Task to complete. Below are the records; collect from them each line containing the string "this".

-- START OF Provided material --

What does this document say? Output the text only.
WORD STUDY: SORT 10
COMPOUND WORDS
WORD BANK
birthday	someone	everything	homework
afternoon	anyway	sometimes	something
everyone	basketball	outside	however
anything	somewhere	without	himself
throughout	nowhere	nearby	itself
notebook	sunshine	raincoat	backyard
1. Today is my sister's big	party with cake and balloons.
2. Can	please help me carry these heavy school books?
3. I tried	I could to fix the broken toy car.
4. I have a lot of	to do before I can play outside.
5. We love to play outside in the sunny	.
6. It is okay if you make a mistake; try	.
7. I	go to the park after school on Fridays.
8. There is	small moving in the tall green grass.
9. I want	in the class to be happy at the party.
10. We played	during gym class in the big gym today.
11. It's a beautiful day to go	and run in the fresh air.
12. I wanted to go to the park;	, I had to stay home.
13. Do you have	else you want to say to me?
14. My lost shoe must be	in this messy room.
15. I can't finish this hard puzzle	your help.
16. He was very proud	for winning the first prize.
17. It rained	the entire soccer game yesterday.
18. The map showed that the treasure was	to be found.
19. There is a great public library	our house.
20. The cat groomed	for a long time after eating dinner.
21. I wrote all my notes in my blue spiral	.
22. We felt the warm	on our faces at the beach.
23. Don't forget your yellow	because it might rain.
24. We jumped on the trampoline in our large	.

-- END OF Provided material --

Worked answer.
What does this document say? Output the text only.
14. My lost shoe must be	in this messy room.
15. I can't finish this hard puzzle	your help.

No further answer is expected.